== Records provided ==
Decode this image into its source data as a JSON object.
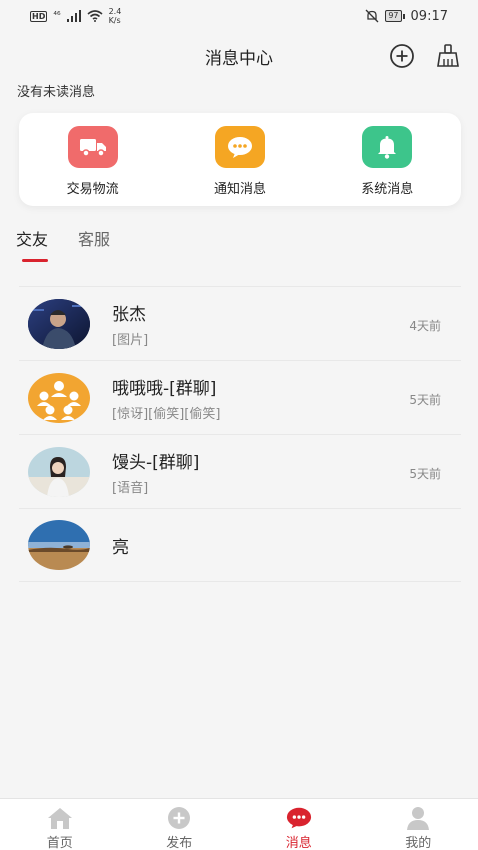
{
  "status_bar": {
    "hd": "HD",
    "signal": "⁴⁶",
    "speed_value": "2.4",
    "speed_unit": "K/s",
    "battery": "97",
    "time": "09:17"
  },
  "header": {
    "title": "消息中心"
  },
  "unread_notice": "没有未读消息",
  "quick_actions": [
    {
      "label": "交易物流",
      "icon": "truck-icon",
      "color": "#f06b6b"
    },
    {
      "label": "通知消息",
      "icon": "chat-bubble-icon",
      "color": "#f5a623"
    },
    {
      "label": "系统消息",
      "icon": "bell-icon",
      "color": "#3dc58b"
    }
  ],
  "tabs": [
    {
      "label": "交友",
      "active": true
    },
    {
      "label": "客服",
      "active": false
    }
  ],
  "chats": [
    {
      "name": "张杰",
      "preview": "[图片]",
      "time": "4天前"
    },
    {
      "name": "哦哦哦-[群聊]",
      "preview": "[惊讶][偷笑][偷笑]",
      "time": "5天前"
    },
    {
      "name": "馒头-[群聊]",
      "preview": "[语音]",
      "time": "5天前"
    },
    {
      "name": "亮",
      "preview": "",
      "time": ""
    }
  ],
  "bottom_nav": [
    {
      "label": "首页",
      "icon": "home-icon",
      "active": false
    },
    {
      "label": "发布",
      "icon": "plus-circle-icon",
      "active": false
    },
    {
      "label": "消息",
      "icon": "message-icon",
      "active": true
    },
    {
      "label": "我的",
      "icon": "profile-icon",
      "active": false
    }
  ],
  "colors": {
    "accent": "#d9232e",
    "background": "#f5f5f5"
  }
}
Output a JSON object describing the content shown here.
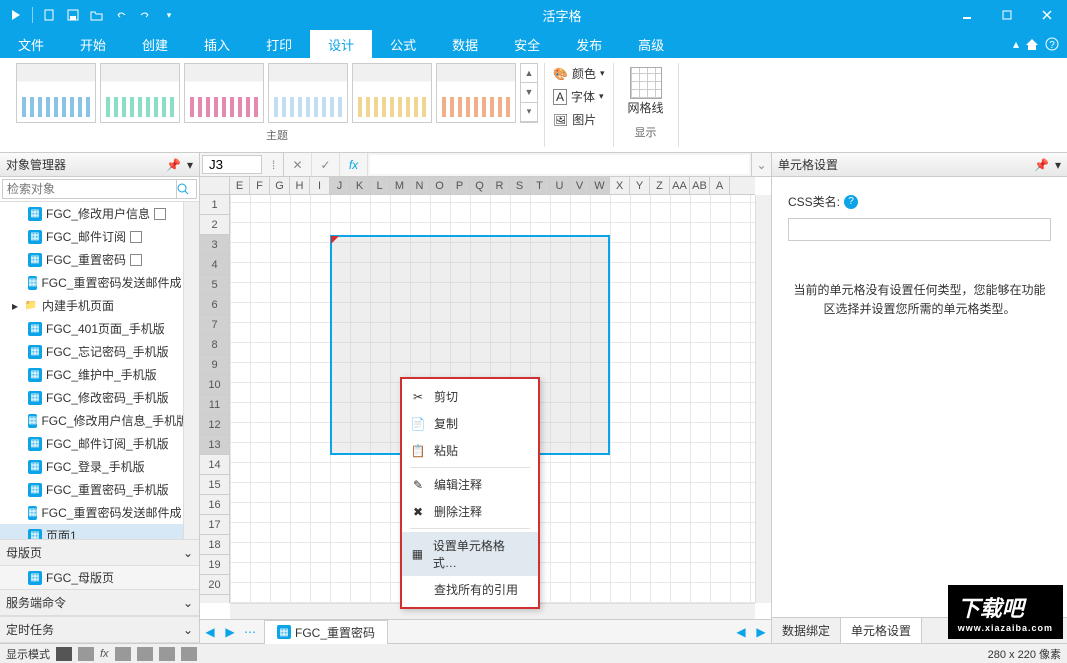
{
  "app": {
    "title": "活字格"
  },
  "qat_icons": [
    "play",
    "new",
    "save",
    "open",
    "undo",
    "redo"
  ],
  "tabs": [
    "文件",
    "开始",
    "创建",
    "插入",
    "打印",
    "设计",
    "公式",
    "数据",
    "安全",
    "发布",
    "高级"
  ],
  "active_tab": "设计",
  "ribbon": {
    "theme_group": "主题",
    "style_btns": {
      "color": "颜色",
      "font": "字体",
      "image": "图片"
    },
    "show_group": "显示",
    "grid_btn": "网格线"
  },
  "left": {
    "title": "对象管理器",
    "search_placeholder": "检索对象",
    "tree": [
      {
        "label": "FGC_修改用户信息",
        "type": "page",
        "sub": true
      },
      {
        "label": "FGC_邮件订阅",
        "type": "page",
        "sub": true
      },
      {
        "label": "FGC_重置密码",
        "type": "page",
        "sub": true
      },
      {
        "label": "FGC_重置密码发送邮件成",
        "type": "page"
      },
      {
        "label": "内建手机页面",
        "type": "folder"
      },
      {
        "label": "FGC_401页面_手机版",
        "type": "page"
      },
      {
        "label": "FGC_忘记密码_手机版",
        "type": "page"
      },
      {
        "label": "FGC_维护中_手机版",
        "type": "page"
      },
      {
        "label": "FGC_修改密码_手机版",
        "type": "page"
      },
      {
        "label": "FGC_修改用户信息_手机版",
        "type": "page"
      },
      {
        "label": "FGC_邮件订阅_手机版",
        "type": "page"
      },
      {
        "label": "FGC_登录_手机版",
        "type": "page"
      },
      {
        "label": "FGC_重置密码_手机版",
        "type": "page"
      },
      {
        "label": "FGC_重置密码发送邮件成",
        "type": "page"
      },
      {
        "label": "页面1",
        "type": "page",
        "selected": true
      }
    ],
    "sections": {
      "master": "母版页",
      "master_item": "FGC_母版页",
      "server": "服务端命令",
      "timer": "定时任务"
    }
  },
  "formula": {
    "cell": "J3",
    "fx": "fx"
  },
  "columns": [
    "E",
    "F",
    "G",
    "H",
    "I",
    "J",
    "K",
    "L",
    "M",
    "N",
    "O",
    "P",
    "Q",
    "R",
    "S",
    "T",
    "U",
    "V",
    "W",
    "X",
    "Y",
    "Z",
    "AA",
    "AB",
    "A"
  ],
  "rows": [
    "1",
    "2",
    "3",
    "4",
    "5",
    "6",
    "7",
    "8",
    "9",
    "10",
    "11",
    "12",
    "13",
    "14",
    "15",
    "16",
    "17",
    "18",
    "19",
    "20"
  ],
  "sel_cols_from": 5,
  "sel_cols_to": 18,
  "sel_rows_from": 2,
  "sel_rows_to": 12,
  "context_menu": {
    "items": [
      {
        "icon": "cut",
        "label": "剪切"
      },
      {
        "icon": "copy",
        "label": "复制"
      },
      {
        "icon": "paste",
        "label": "粘贴"
      },
      {
        "sep": true
      },
      {
        "icon": "edit",
        "label": "编辑注释"
      },
      {
        "icon": "delete",
        "label": "删除注释"
      },
      {
        "sep": true
      },
      {
        "icon": "format",
        "label": "设置单元格格式…",
        "hl": true
      },
      {
        "icon": "",
        "label": "查找所有的引用"
      }
    ]
  },
  "sheet": {
    "name": "FGC_重置密码"
  },
  "right": {
    "title": "单元格设置",
    "css_label": "CSS类名:",
    "msg": "当前的单元格没有设置任何类型，您能够在功能区选择并设置您所需的单元格类型。",
    "tabs": [
      "数据绑定",
      "单元格设置"
    ]
  },
  "status": {
    "mode": "显示模式",
    "dims": "280 x 220 像素"
  },
  "watermark": {
    "big": "下载吧",
    "small": "www.xiazaiba.com"
  }
}
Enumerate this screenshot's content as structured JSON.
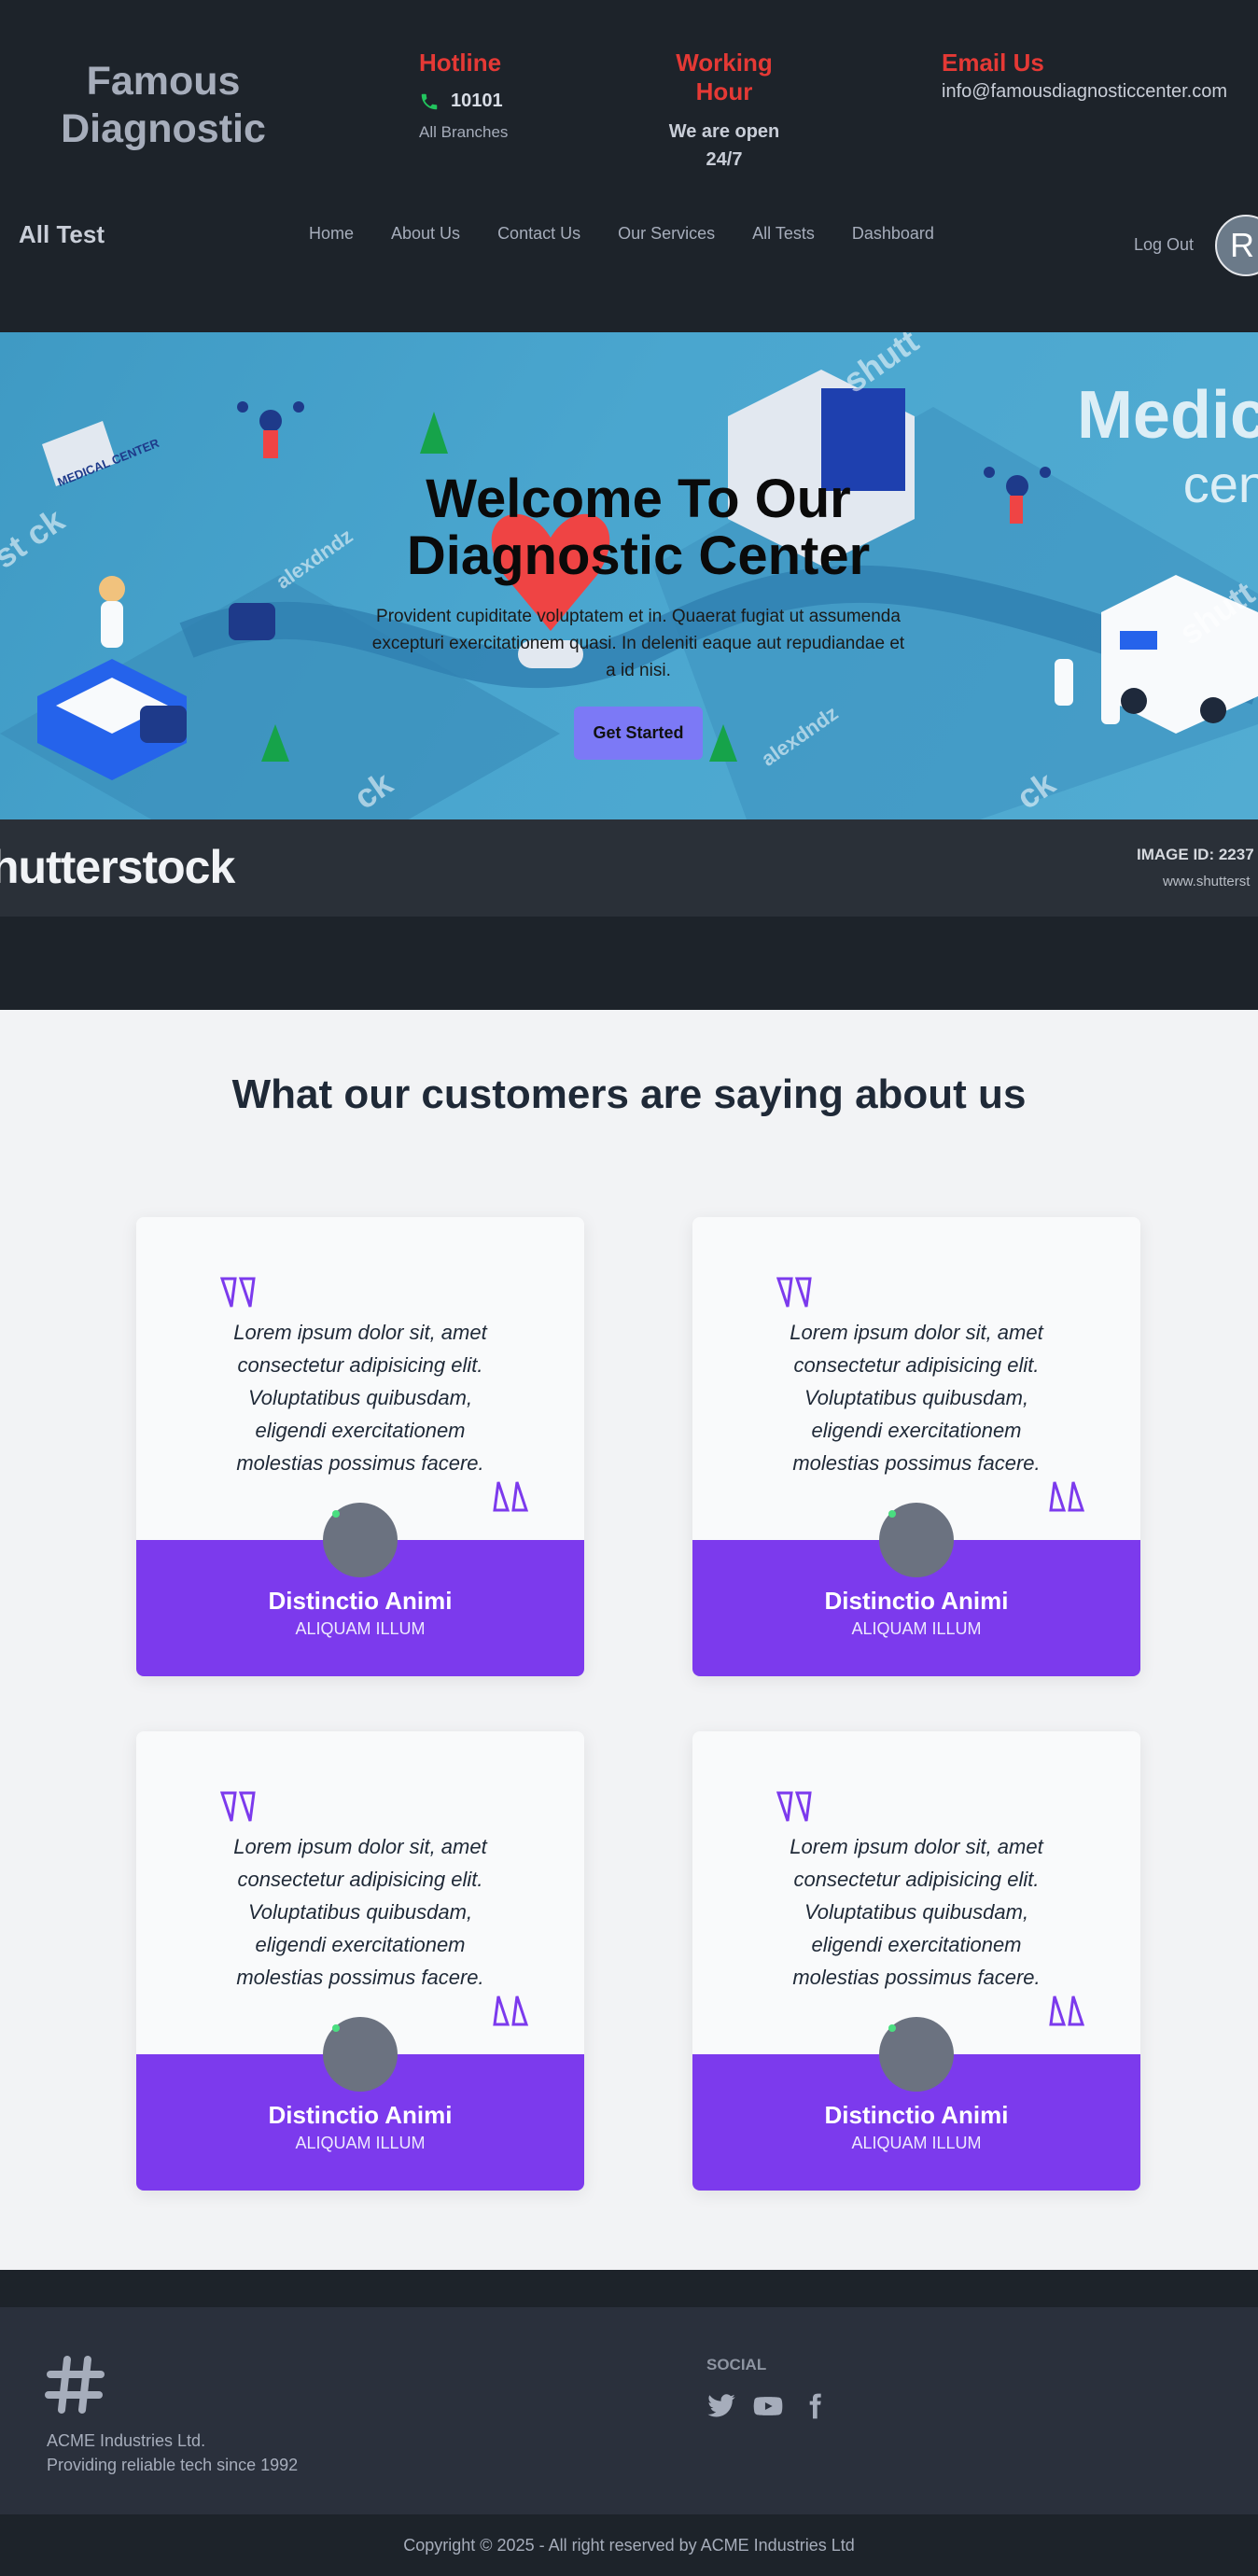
{
  "header": {
    "brand": "Famous Diagnostic",
    "hotline": {
      "title": "Hotline",
      "number": "10101",
      "sub": "All Branches"
    },
    "working": {
      "title": "Working Hour",
      "text": "We are open 24/7"
    },
    "email": {
      "title": "Email Us",
      "address": "info@famousdiagnosticcenter.com"
    }
  },
  "nav": {
    "title": "All Test",
    "items": [
      "Home",
      "About Us",
      "Contact Us",
      "Our Services",
      "All Tests",
      "Dashboard"
    ],
    "logout": "Log Out",
    "avatar_initial": "R"
  },
  "hero": {
    "title": "Welcome To Our Diagnostic Center",
    "description": "Provident cupiditate voluptatem et in. Quaerat fugiat ut assumenda excepturi exercitationem quasi. In deleniti eaque aut repudiandae et a id nisi.",
    "button": "Get Started",
    "illustration_text": {
      "medical": "Medic",
      "center": "cen",
      "medical_center_sign": "MEDICAL CENTER",
      "watermark_1": "shutt",
      "watermark_2": "st ck",
      "watermark_3": "alexdndz",
      "watermark_4": "alexdndz",
      "watermark_5": "ck",
      "watermark_6": "ck",
      "watermark_7": "shutt"
    },
    "shutter_logo": "hutterstock",
    "image_id": "IMAGE ID: 2237",
    "image_url": "www.shutterst"
  },
  "testimonials": {
    "heading": "What our customers are saying about us",
    "cards": [
      {
        "text": "Lorem ipsum dolor sit, amet consectetur adipisicing elit. Voluptatibus quibusdam, eligendi exercitationem molestias possimus facere.",
        "name": "Distinctio Animi",
        "role": "ALIQUAM ILLUM"
      },
      {
        "text": "Lorem ipsum dolor sit, amet consectetur adipisicing elit. Voluptatibus quibusdam, eligendi exercitationem molestias possimus facere.",
        "name": "Distinctio Animi",
        "role": "ALIQUAM ILLUM"
      },
      {
        "text": "Lorem ipsum dolor sit, amet consectetur adipisicing elit. Voluptatibus quibusdam, eligendi exercitationem molestias possimus facere.",
        "name": "Distinctio Animi",
        "role": "ALIQUAM ILLUM"
      },
      {
        "text": "Lorem ipsum dolor sit, amet consectetur adipisicing elit. Voluptatibus quibusdam, eligendi exercitationem molestias possimus facere.",
        "name": "Distinctio Animi",
        "role": "ALIQUAM ILLUM"
      }
    ]
  },
  "footer": {
    "company_line1": "ACME Industries Ltd.",
    "company_line2": "Providing reliable tech since 1992",
    "social_title": "Social",
    "social_icons": [
      "twitter-icon",
      "youtube-icon",
      "facebook-icon"
    ],
    "copyright": "Copyright © 2025 - All right reserved by ACME Industries Ltd"
  },
  "colors": {
    "dark_bg": "#1d232a",
    "accent_red": "#e53935",
    "accent_purple": "#7c3aed",
    "button_purple": "#7c79f6",
    "hero_blue": "#4aa6cf"
  }
}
===
Instructions to follow: Copy every line of the records above that contains "object".

Task output:
Decode this image into its source data as a JSON object.
Output a JSON object describing the content shown here.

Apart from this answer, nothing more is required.